= Problem to solve =
Return the whole listing, line for line, without the pictures in it.

::::

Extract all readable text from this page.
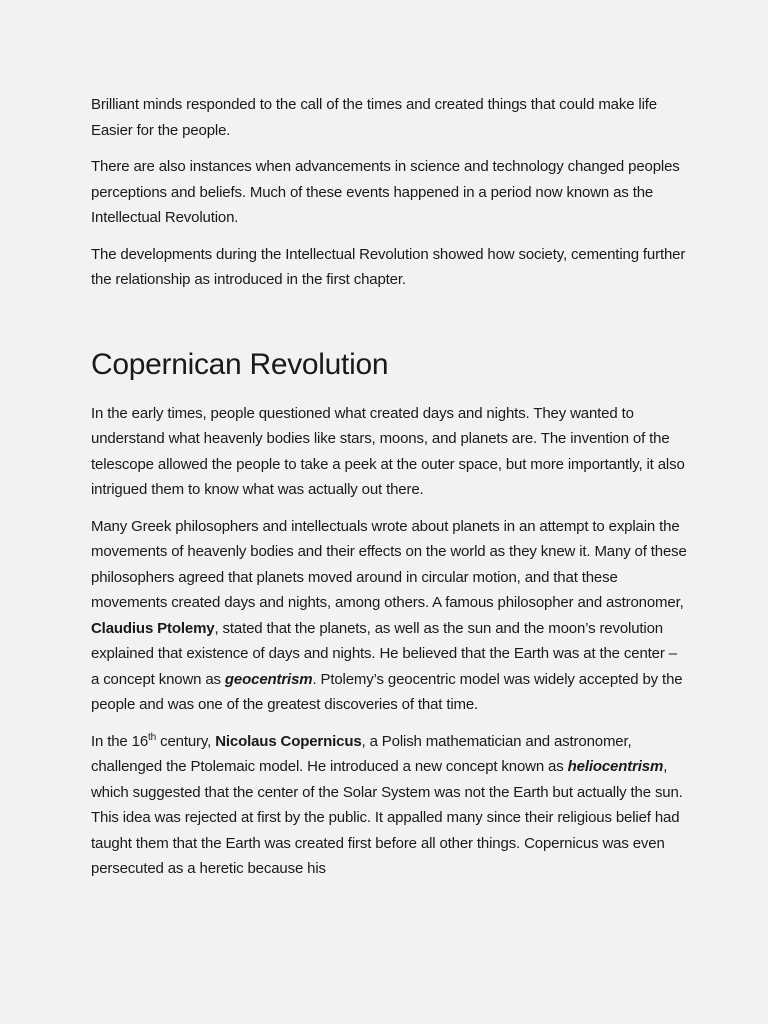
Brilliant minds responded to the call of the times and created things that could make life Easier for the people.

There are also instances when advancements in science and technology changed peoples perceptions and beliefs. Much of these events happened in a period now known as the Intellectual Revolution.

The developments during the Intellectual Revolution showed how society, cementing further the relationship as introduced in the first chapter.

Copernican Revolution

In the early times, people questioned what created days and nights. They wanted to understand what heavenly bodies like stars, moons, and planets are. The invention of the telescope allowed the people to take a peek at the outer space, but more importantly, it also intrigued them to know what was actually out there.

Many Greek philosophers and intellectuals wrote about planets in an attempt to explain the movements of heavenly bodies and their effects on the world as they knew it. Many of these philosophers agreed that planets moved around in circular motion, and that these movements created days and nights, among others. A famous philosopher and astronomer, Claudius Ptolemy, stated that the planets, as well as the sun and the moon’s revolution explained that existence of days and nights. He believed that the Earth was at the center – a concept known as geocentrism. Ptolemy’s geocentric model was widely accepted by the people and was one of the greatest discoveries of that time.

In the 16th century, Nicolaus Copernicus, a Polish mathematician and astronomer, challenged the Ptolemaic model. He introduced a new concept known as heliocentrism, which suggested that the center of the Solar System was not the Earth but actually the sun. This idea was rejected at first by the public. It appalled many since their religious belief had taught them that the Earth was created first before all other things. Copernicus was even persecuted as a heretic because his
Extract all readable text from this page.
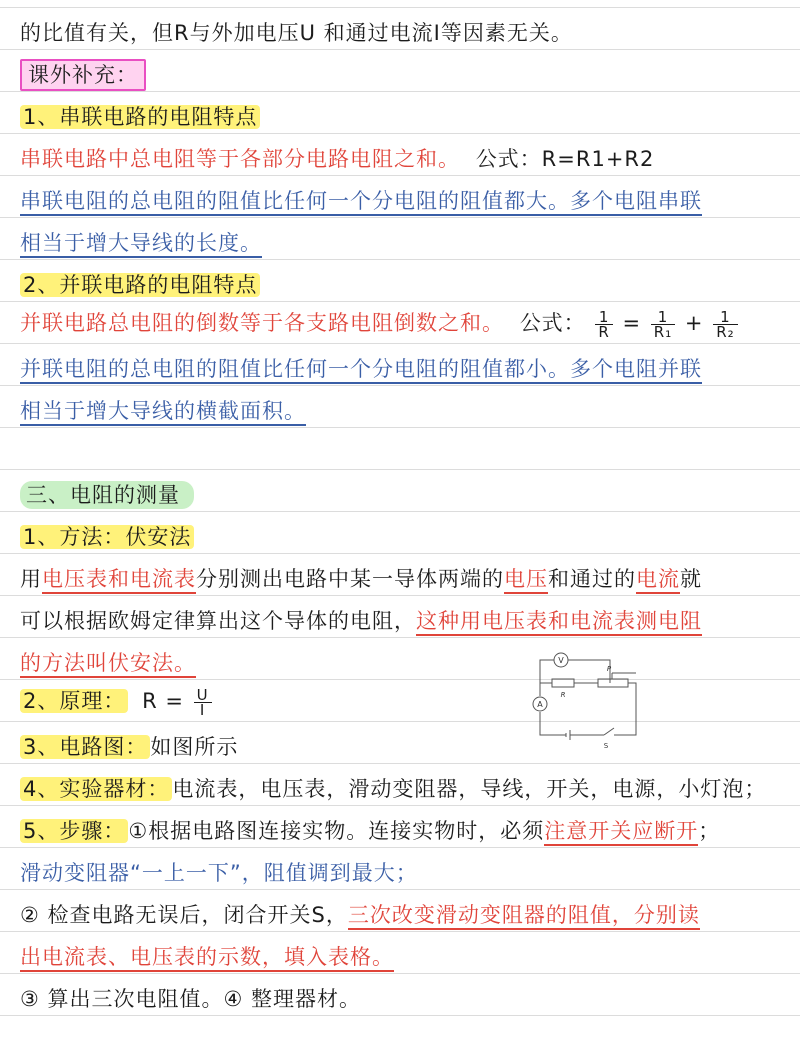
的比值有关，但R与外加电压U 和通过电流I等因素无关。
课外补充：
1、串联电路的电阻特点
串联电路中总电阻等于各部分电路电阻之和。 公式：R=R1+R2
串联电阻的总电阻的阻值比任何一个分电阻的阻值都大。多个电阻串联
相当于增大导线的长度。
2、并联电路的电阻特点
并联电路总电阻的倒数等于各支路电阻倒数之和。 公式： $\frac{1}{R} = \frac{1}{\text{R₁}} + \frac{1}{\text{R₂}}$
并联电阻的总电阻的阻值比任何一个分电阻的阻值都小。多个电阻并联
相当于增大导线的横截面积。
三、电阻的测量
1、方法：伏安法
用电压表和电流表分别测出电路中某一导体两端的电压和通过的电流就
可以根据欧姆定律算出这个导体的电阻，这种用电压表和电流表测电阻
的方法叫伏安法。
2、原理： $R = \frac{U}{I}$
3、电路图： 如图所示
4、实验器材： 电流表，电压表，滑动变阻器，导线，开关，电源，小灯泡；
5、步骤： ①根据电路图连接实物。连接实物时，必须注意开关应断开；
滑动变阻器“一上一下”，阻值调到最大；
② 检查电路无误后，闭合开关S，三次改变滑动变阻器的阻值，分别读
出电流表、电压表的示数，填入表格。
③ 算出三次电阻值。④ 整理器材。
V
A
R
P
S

::::

= Reply to the task =
Extract all readable text from this page.
Brilliant minds responded to the call of the times and created things that could make life Easier for the people.

There are also instances when advancements in science and technology changed peoples perceptions and beliefs. Much of these events happened in a period now known as the Intellectual Revolution.

The developments during the Intellectual Revolution showed how society, cementing further the relationship as introduced in the first chapter.

Copernican Revolution

In the early times, people questioned what created days and nights. They wanted to understand what heavenly bodies like stars, moons, and planets are. The invention of the telescope allowed the people to take a peek at the outer space, but more importantly, it also intrigued them to know what was actually out there.

Many Greek philosophers and intellectuals wrote about planets in an attempt to explain the movements of heavenly bodies and their effects on the world as they knew it. Many of these philosophers agreed that planets moved around in circular motion, and that these movements created days and nights, among others. A famous philosopher and astronomer, Claudius Ptolemy, stated that the planets, as well as the sun and the moon’s revolution explained that existence of days and nights. He believed that the Earth was at the center – a concept known as geocentrism. Ptolemy’s geocentric model was widely accepted by the people and was one of the greatest discoveries of that time.

In the 16th century, Nicolaus Copernicus, a Polish mathematician and astronomer, challenged the Ptolemaic model. He introduced a new concept known as heliocentrism, which suggested that the center of the Solar System was not the Earth but actually the sun. This idea was rejected at first by the public. It appalled many since their religious belief had taught them that the Earth was created first before all other things. Copernicus was even persecuted as a heretic because his
Extract all readable text from this page.
的比值有关，但R与外加电压U 和通过电流I等因素无关。
课外补充：
1、串联电路的电阻特点
串联电路中总电阻等于各部分电路电阻之和。 公式：R=R1+R2
串联电阻的总电阻的阻值比任何一个分电阻的阻值都大。多个电阻串联
相当于增大导线的长度。
2、并联电路的电阻特点
并联电路总电阻的倒数等于各支路电阻倒数之和。 公式： $\frac{1}{R} = \frac{1}{\text{R₁}} + \frac{1}{\text{R₂}}$
并联电阻的总电阻的阻值比任何一个分电阻的阻值都小。多个电阻并联
相当于增大导线的横截面积。
三、电阻的测量
1、方法：伏安法
用电压表和电流表分别测出电路中某一导体两端的电压和通过的电流就
可以根据欧姆定律算出这个导体的电阻，这种用电压表和电流表测电阻
的方法叫伏安法。
2、原理： $R = \frac{U}{I}$
3、电路图： 如图所示
4、实验器材： 电流表，电压表，滑动变阻器，导线，开关，电源，小灯泡；
5、步骤： ①根据电路图连接实物。连接实物时，必须注意开关应断开；
滑动变阻器“一上一下”，阻值调到最大；
② 检查电路无误后，闭合开关S，三次改变滑动变阻器的阻值，分别读
出电流表、电压表的示数，填入表格。
③ 算出三次电阻值。④ 整理器材。
V
A
R
P
S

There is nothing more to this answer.